> _SET EXERCISE_
Write out each record again exactly as it stands.

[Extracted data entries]
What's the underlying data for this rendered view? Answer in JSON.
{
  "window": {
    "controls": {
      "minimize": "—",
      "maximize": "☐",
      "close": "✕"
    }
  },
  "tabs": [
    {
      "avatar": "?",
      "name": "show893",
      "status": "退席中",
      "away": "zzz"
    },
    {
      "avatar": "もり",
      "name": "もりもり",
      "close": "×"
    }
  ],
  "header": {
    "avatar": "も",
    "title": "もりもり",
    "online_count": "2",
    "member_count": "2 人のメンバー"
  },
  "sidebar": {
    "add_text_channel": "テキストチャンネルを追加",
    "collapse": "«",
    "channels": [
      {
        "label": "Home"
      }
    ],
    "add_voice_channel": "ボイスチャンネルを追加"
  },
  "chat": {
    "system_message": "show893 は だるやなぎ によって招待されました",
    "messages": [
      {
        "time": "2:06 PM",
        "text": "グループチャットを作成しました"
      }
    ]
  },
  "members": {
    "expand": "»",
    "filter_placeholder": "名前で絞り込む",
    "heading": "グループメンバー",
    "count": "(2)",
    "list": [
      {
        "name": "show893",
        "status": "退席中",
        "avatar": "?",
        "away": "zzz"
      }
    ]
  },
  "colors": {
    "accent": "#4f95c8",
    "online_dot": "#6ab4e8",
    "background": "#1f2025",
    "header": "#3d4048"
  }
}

> _TASK SOLUTION_
What's the underlying data for this rendered view? Answer in JSON.
{
  "window": {
    "controls": {
      "minimize": "—",
      "maximize": "☐",
      "close": "✕"
    }
  },
  "tabs": [
    {
      "avatar": "?",
      "name": "show893",
      "status": "退席中",
      "away": "zzz"
    },
    {
      "avatar": "もり",
      "name": "もりもり",
      "close": "×"
    }
  ],
  "header": {
    "avatar": "も",
    "title": "もりもり",
    "online_count": "2",
    "member_count": "2 人のメンバー"
  },
  "sidebar": {
    "add_text_channel": "テキストチャンネルを追加",
    "collapse": "«",
    "channels": [
      {
        "label": "Home"
      }
    ],
    "add_voice_channel": "ボイスチャンネルを追加"
  },
  "chat": {
    "system_message": "show893 は だるやなぎ によって招待されました",
    "messages": [
      {
        "time": "2:06 PM",
        "text": "グループチャットを作成しました"
      }
    ]
  },
  "members": {
    "expand": "»",
    "filter_placeholder": "名前で絞り込む",
    "heading": "グループメンバー",
    "count": "(2)",
    "list": [
      {
        "name": "show893",
        "status": "退席中",
        "avatar": "?",
        "away": "zzz"
      }
    ]
  },
  "colors": {
    "accent": "#4f95c8",
    "online_dot": "#6ab4e8",
    "background": "#1f2025",
    "header": "#3d4048"
  }
}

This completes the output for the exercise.